§ Problem description:
Copy all the material below, exactly as it stands.

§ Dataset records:

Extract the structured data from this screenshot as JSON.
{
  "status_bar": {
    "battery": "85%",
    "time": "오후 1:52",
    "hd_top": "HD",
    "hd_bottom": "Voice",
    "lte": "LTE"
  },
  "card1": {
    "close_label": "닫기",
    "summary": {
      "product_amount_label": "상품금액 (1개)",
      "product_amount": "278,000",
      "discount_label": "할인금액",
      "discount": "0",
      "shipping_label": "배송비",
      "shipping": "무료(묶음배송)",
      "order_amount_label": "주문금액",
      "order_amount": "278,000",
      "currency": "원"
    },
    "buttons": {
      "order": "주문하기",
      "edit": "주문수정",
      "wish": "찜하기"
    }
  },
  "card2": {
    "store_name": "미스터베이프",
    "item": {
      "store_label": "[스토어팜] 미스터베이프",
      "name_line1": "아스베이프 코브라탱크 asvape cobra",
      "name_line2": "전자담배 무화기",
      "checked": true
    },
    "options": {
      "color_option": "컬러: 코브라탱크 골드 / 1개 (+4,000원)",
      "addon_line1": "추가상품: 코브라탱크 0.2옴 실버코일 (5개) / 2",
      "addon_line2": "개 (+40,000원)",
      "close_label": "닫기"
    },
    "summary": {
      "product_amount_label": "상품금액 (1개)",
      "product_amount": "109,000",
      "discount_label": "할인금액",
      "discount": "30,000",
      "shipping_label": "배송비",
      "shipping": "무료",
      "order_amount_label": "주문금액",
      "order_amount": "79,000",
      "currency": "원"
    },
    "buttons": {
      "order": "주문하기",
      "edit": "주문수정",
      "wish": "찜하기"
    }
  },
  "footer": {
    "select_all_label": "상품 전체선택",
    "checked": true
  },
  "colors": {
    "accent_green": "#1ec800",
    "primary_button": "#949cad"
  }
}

§ Written answer:
Extract the structured data from this screenshot as JSON.
{
  "status_bar": {
    "battery": "85%",
    "time": "오후 1:52",
    "hd_top": "HD",
    "hd_bottom": "Voice",
    "lte": "LTE"
  },
  "card1": {
    "close_label": "닫기",
    "summary": {
      "product_amount_label": "상품금액 (1개)",
      "product_amount": "278,000",
      "discount_label": "할인금액",
      "discount": "0",
      "shipping_label": "배송비",
      "shipping": "무료(묶음배송)",
      "order_amount_label": "주문금액",
      "order_amount": "278,000",
      "currency": "원"
    },
    "buttons": {
      "order": "주문하기",
      "edit": "주문수정",
      "wish": "찜하기"
    }
  },
  "card2": {
    "store_name": "미스터베이프",
    "item": {
      "store_label": "[스토어팜] 미스터베이프",
      "name_line1": "아스베이프 코브라탱크 asvape cobra",
      "name_line2": "전자담배 무화기",
      "checked": true
    },
    "options": {
      "color_option": "컬러: 코브라탱크 골드 / 1개 (+4,000원)",
      "addon_line1": "추가상품: 코브라탱크 0.2옴 실버코일 (5개) / 2",
      "addon_line2": "개 (+40,000원)",
      "close_label": "닫기"
    },
    "summary": {
      "product_amount_label": "상품금액 (1개)",
      "product_amount": "109,000",
      "discount_label": "할인금액",
      "discount": "30,000",
      "shipping_label": "배송비",
      "shipping": "무료",
      "order_amount_label": "주문금액",
      "order_amount": "79,000",
      "currency": "원"
    },
    "buttons": {
      "order": "주문하기",
      "edit": "주문수정",
      "wish": "찜하기"
    }
  },
  "footer": {
    "select_all_label": "상품 전체선택",
    "checked": true
  },
  "colors": {
    "accent_green": "#1ec800",
    "primary_button": "#949cad"
  }
}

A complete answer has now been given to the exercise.